THE TASK: Across the entries below, how many lines contain the word "title"? Give the number alone.
-=-=-=-=-
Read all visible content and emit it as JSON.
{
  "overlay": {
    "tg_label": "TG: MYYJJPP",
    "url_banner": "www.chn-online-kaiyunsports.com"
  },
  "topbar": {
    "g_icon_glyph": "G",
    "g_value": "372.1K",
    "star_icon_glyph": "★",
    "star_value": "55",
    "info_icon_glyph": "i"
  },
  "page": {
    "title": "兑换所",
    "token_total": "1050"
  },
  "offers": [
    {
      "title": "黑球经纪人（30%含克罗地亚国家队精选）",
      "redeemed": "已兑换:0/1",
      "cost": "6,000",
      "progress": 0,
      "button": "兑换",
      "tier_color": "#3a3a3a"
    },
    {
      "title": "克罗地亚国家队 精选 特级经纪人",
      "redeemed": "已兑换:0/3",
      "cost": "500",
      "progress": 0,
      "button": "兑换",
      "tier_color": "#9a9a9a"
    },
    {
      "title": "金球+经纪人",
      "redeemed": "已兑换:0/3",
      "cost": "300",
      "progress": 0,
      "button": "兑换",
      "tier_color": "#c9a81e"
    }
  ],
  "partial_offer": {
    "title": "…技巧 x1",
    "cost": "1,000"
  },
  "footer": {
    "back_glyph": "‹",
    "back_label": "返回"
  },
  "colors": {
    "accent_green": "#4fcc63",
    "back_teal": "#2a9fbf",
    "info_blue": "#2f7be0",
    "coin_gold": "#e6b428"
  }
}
-=-=-=-=-
THE SOLUTION: 5